Problem to work on — Take the material below and write it all out again exactly.

Available data —
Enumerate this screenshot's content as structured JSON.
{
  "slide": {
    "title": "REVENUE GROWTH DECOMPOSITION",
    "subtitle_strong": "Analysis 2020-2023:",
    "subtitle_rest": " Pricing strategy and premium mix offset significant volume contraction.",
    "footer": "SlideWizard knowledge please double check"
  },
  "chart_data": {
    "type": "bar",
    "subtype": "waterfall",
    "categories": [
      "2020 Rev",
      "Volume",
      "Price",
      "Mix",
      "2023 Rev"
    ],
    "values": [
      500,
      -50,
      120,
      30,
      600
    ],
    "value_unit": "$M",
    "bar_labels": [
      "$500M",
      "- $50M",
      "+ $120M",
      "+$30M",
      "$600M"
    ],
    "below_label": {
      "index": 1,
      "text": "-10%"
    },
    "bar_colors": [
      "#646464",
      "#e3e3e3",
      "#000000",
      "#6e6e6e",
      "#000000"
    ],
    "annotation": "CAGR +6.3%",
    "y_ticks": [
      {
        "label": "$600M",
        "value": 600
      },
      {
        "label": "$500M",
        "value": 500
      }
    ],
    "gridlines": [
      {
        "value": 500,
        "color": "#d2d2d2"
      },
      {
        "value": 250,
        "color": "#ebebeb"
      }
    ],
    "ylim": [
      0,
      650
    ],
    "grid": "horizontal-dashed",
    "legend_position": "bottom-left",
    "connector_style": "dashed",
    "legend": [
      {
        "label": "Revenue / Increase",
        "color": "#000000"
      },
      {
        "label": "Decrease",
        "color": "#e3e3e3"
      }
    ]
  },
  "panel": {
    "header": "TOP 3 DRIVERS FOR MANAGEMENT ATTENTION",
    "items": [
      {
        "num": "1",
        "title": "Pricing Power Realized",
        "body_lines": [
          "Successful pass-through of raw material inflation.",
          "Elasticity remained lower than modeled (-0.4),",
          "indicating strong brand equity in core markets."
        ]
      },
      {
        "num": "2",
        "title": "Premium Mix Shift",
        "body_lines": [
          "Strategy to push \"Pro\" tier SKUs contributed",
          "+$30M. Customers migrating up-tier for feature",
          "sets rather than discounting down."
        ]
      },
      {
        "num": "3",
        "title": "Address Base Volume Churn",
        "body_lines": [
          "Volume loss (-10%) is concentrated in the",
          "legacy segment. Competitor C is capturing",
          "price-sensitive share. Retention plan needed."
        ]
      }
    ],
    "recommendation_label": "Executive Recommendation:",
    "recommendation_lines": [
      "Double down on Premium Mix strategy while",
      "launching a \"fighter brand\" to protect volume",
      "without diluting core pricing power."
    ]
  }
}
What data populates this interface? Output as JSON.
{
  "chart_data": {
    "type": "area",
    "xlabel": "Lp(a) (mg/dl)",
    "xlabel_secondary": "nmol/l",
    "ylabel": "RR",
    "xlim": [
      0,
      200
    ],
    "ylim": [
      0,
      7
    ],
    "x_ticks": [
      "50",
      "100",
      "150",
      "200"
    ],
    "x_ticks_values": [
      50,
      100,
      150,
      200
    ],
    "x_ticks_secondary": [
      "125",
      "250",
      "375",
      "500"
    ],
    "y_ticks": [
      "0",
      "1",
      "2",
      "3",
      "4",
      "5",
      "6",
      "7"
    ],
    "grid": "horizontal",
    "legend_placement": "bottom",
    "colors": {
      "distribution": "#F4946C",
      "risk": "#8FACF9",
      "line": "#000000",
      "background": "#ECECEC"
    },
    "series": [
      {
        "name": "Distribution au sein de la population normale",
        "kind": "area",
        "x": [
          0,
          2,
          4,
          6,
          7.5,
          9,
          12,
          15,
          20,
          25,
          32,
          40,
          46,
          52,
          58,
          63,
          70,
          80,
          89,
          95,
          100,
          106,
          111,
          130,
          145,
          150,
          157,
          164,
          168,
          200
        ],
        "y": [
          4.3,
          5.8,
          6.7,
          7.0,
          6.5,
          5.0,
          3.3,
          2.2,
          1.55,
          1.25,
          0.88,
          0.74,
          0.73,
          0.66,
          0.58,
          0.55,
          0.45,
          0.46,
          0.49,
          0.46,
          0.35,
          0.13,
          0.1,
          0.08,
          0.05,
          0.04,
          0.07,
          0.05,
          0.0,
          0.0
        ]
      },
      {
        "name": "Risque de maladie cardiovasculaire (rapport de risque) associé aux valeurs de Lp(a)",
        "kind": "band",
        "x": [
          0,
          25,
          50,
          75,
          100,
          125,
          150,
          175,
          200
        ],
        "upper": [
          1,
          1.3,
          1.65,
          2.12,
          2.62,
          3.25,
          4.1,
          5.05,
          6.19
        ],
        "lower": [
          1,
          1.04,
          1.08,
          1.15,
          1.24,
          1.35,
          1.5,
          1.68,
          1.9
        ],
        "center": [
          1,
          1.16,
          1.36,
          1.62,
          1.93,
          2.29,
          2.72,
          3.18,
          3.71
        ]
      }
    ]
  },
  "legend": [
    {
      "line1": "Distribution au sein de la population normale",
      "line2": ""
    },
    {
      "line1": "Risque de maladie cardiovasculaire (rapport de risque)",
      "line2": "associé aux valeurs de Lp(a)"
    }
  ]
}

Correct output —
Enumerate this screenshot's content as structured JSON.
{
  "slide": {
    "title": "REVENUE GROWTH DECOMPOSITION",
    "subtitle_strong": "Analysis 2020-2023:",
    "subtitle_rest": " Pricing strategy and premium mix offset significant volume contraction.",
    "footer": "SlideWizard knowledge please double check"
  },
  "chart_data": {
    "type": "bar",
    "subtype": "waterfall",
    "categories": [
      "2020 Rev",
      "Volume",
      "Price",
      "Mix",
      "2023 Rev"
    ],
    "values": [
      500,
      -50,
      120,
      30,
      600
    ],
    "value_unit": "$M",
    "bar_labels": [
      "$500M",
      "- $50M",
      "+ $120M",
      "+$30M",
      "$600M"
    ],
    "below_label": {
      "index": 1,
      "text": "-10%"
    },
    "bar_colors": [
      "#646464",
      "#e3e3e3",
      "#000000",
      "#6e6e6e",
      "#000000"
    ],
    "annotation": "CAGR +6.3%",
    "y_ticks": [
      {
        "label": "$600M",
        "value": 600
      },
      {
        "label": "$500M",
        "value": 500
      }
    ],
    "gridlines": [
      {
        "value": 500,
        "color": "#d2d2d2"
      },
      {
        "value": 250,
        "color": "#ebebeb"
      }
    ],
    "ylim": [
      0,
      650
    ],
    "grid": "horizontal-dashed",
    "legend_position": "bottom-left",
    "connector_style": "dashed",
    "legend": [
      {
        "label": "Revenue / Increase",
        "color": "#000000"
      },
      {
        "label": "Decrease",
        "color": "#e3e3e3"
      }
    ]
  },
  "panel": {
    "header": "TOP 3 DRIVERS FOR MANAGEMENT ATTENTION",
    "items": [
      {
        "num": "1",
        "title": "Pricing Power Realized",
        "body_lines": [
          "Successful pass-through of raw material inflation.",
          "Elasticity remained lower than modeled (-0.4),",
          "indicating strong brand equity in core markets."
        ]
      },
      {
        "num": "2",
        "title": "Premium Mix Shift",
        "body_lines": [
          "Strategy to push \"Pro\" tier SKUs contributed",
          "+$30M. Customers migrating up-tier for feature",
          "sets rather than discounting down."
        ]
      },
      {
        "num": "3",
        "title": "Address Base Volume Churn",
        "body_lines": [
          "Volume loss (-10%) is concentrated in the",
          "legacy segment. Competitor C is capturing",
          "price-sensitive share. Retention plan needed."
        ]
      }
    ],
    "recommendation_label": "Executive Recommendation:",
    "recommendation_lines": [
      "Double down on Premium Mix strategy while",
      "launching a \"fighter brand\" to protect volume",
      "without diluting core pricing power."
    ]
  }
}
What data populates this interface? Output as JSON.
{
  "chart_data": {
    "type": "area",
    "xlabel": "Lp(a) (mg/dl)",
    "xlabel_secondary": "nmol/l",
    "ylabel": "RR",
    "xlim": [
      0,
      200
    ],
    "ylim": [
      0,
      7
    ],
    "x_ticks": [
      "50",
      "100",
      "150",
      "200"
    ],
    "x_ticks_values": [
      50,
      100,
      150,
      200
    ],
    "x_ticks_secondary": [
      "125",
      "250",
      "375",
      "500"
    ],
    "y_ticks": [
      "0",
      "1",
      "2",
      "3",
      "4",
      "5",
      "6",
      "7"
    ],
    "grid": "horizontal",
    "legend_placement": "bottom",
    "colors": {
      "distribution": "#F4946C",
      "risk": "#8FACF9",
      "line": "#000000",
      "background": "#ECECEC"
    },
    "series": [
      {
        "name": "Distribution au sein de la population normale",
        "kind": "area",
        "x": [
          0,
          2,
          4,
          6,
          7.5,
          9,
          12,
          15,
          20,
          25,
          32,
          40,
          46,
          52,
          58,
          63,
          70,
          80,
          89,
          95,
          100,
          106,
          111,
          130,
          145,
          150,
          157,
          164,
          168,
          200
        ],
        "y": [
          4.3,
          5.8,
          6.7,
          7.0,
          6.5,
          5.0,
          3.3,
          2.2,
          1.55,
          1.25,
          0.88,
          0.74,
          0.73,
          0.66,
          0.58,
          0.55,
          0.45,
          0.46,
          0.49,
          0.46,
          0.35,
          0.13,
          0.1,
          0.08,
          0.05,
          0.04,
          0.07,
          0.05,
          0.0,
          0.0
        ]
      },
      {
        "name": "Risque de maladie cardiovasculaire (rapport de risque) associé aux valeurs de Lp(a)",
        "kind": "band",
        "x": [
          0,
          25,
          50,
          75,
          100,
          125,
          150,
          175,
          200
        ],
        "upper": [
          1,
          1.3,
          1.65,
          2.12,
          2.62,
          3.25,
          4.1,
          5.05,
          6.19
        ],
        "lower": [
          1,
          1.04,
          1.08,
          1.15,
          1.24,
          1.35,
          1.5,
          1.68,
          1.9
        ],
        "center": [
          1,
          1.16,
          1.36,
          1.62,
          1.93,
          2.29,
          2.72,
          3.18,
          3.71
        ]
      }
    ]
  },
  "legend": [
    {
      "line1": "Distribution au sein de la population normale",
      "line2": ""
    },
    {
      "line1": "Risque de maladie cardiovasculaire (rapport de risque)",
      "line2": "associé aux valeurs de Lp(a)"
    }
  ]
}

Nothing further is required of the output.